→ Work required
Please transcribe the data that follows without the pictures, keeping every word the same.

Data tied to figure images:
-- START --
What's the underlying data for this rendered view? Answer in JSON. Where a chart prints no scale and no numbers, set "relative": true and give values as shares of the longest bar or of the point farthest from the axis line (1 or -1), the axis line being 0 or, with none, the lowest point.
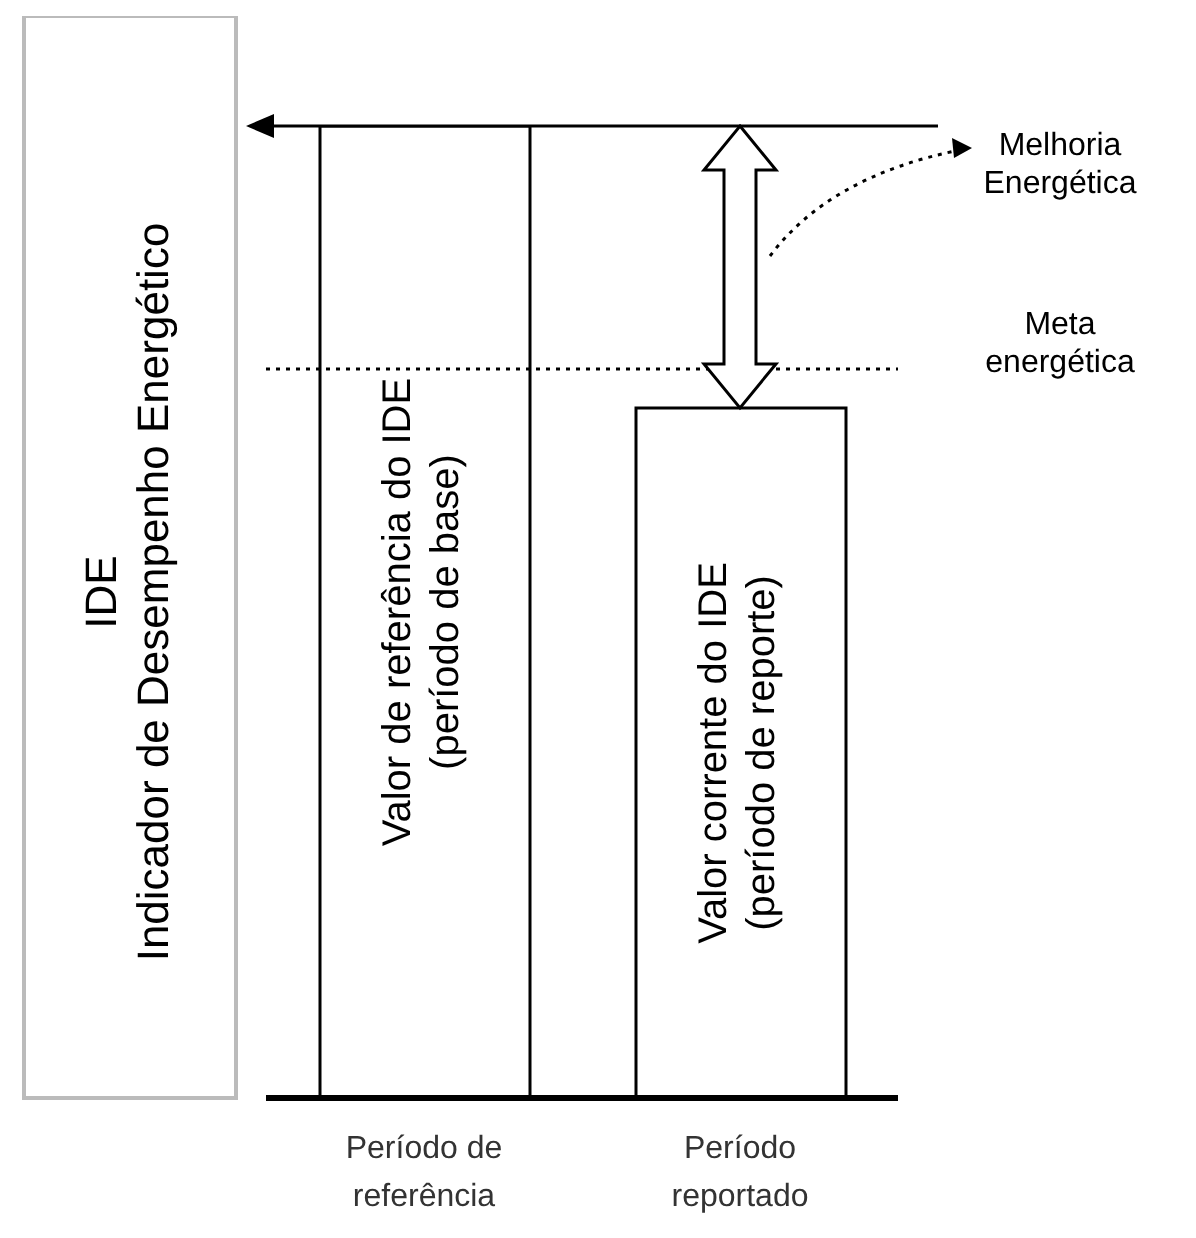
{
  "chart_data": {
    "type": "bar",
    "relative": true,
    "ylabel": "IDE\nIndicador de Desempenho Energético",
    "categories": [
      "Período de\nreferência",
      "Período\nreportado"
    ],
    "values": [
      1,
      0.71
    ],
    "color": "#ffffff",
    "ref_lines": [
      {
        "axis": "y",
        "value": 0.75,
        "label": "Meta\nenergética",
        "line_style": "dotted"
      }
    ],
    "annotations": [
      "Valor de referência do IDE\n(período de base)",
      "Valor corrente do IDE\n(período de reporte)",
      "Melhoria\nEnergética"
    ]
  }
}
-- END --
→ Task result
What's the underlying data for this rendered view? Answer in JSON. Where a chart prints no scale and no numbers, set "relative": true and give values as shares of the longest bar or of the point farthest from the axis line (1 or -1), the axis line being 0 or, with none, the lowest point.
{
  "chart_data": {
    "type": "bar",
    "relative": true,
    "ylabel": "IDE\nIndicador de Desempenho Energético",
    "categories": [
      "Período de\nreferência",
      "Período\nreportado"
    ],
    "values": [
      1,
      0.71
    ],
    "color": "#ffffff",
    "ref_lines": [
      {
        "axis": "y",
        "value": 0.75,
        "label": "Meta\nenergética",
        "line_style": "dotted"
      }
    ],
    "annotations": [
      "Valor de referência do IDE\n(período de base)",
      "Valor corrente do IDE\n(período de reporte)",
      "Melhoria\nEnergética"
    ]
  }
}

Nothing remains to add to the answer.